# WORKING DATA

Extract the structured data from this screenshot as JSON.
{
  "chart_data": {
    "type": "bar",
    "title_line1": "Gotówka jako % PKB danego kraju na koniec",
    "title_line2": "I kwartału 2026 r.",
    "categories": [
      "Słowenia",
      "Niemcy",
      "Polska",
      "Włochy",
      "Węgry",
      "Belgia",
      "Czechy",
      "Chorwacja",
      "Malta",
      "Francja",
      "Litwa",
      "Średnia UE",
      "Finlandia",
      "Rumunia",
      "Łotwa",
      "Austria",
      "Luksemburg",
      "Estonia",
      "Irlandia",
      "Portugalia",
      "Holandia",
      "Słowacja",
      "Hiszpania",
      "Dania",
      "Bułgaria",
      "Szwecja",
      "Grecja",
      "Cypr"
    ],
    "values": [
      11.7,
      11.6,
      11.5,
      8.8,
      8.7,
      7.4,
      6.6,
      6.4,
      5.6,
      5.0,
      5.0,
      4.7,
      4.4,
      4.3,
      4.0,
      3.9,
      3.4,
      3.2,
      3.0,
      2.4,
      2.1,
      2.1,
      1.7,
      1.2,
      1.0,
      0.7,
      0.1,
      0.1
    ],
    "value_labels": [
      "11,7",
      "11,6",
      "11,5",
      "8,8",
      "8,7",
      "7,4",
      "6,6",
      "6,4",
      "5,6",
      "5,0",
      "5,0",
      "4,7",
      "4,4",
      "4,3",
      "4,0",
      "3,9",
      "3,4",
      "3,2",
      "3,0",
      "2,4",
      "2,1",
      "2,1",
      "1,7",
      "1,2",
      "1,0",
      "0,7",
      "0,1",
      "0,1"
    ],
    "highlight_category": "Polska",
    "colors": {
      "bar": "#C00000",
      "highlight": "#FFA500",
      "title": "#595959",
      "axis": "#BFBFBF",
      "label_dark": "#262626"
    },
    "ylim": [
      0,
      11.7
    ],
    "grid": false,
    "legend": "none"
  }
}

# PROBLEM TO SOLVE
All the data must be duplicated exactly, with nothing added or removed.

# ANSWER TO THE TASK
Extract the structured data from this screenshot as JSON.
{
  "chart_data": {
    "type": "bar",
    "title_line1": "Gotówka jako % PKB danego kraju na koniec",
    "title_line2": "I kwartału 2026 r.",
    "categories": [
      "Słowenia",
      "Niemcy",
      "Polska",
      "Włochy",
      "Węgry",
      "Belgia",
      "Czechy",
      "Chorwacja",
      "Malta",
      "Francja",
      "Litwa",
      "Średnia UE",
      "Finlandia",
      "Rumunia",
      "Łotwa",
      "Austria",
      "Luksemburg",
      "Estonia",
      "Irlandia",
      "Portugalia",
      "Holandia",
      "Słowacja",
      "Hiszpania",
      "Dania",
      "Bułgaria",
      "Szwecja",
      "Grecja",
      "Cypr"
    ],
    "values": [
      11.7,
      11.6,
      11.5,
      8.8,
      8.7,
      7.4,
      6.6,
      6.4,
      5.6,
      5.0,
      5.0,
      4.7,
      4.4,
      4.3,
      4.0,
      3.9,
      3.4,
      3.2,
      3.0,
      2.4,
      2.1,
      2.1,
      1.7,
      1.2,
      1.0,
      0.7,
      0.1,
      0.1
    ],
    "value_labels": [
      "11,7",
      "11,6",
      "11,5",
      "8,8",
      "8,7",
      "7,4",
      "6,6",
      "6,4",
      "5,6",
      "5,0",
      "5,0",
      "4,7",
      "4,4",
      "4,3",
      "4,0",
      "3,9",
      "3,4",
      "3,2",
      "3,0",
      "2,4",
      "2,1",
      "2,1",
      "1,7",
      "1,2",
      "1,0",
      "0,7",
      "0,1",
      "0,1"
    ],
    "highlight_category": "Polska",
    "colors": {
      "bar": "#C00000",
      "highlight": "#FFA500",
      "title": "#595959",
      "axis": "#BFBFBF",
      "label_dark": "#262626"
    },
    "ylim": [
      0,
      11.7
    ],
    "grid": false,
    "legend": "none"
  }
}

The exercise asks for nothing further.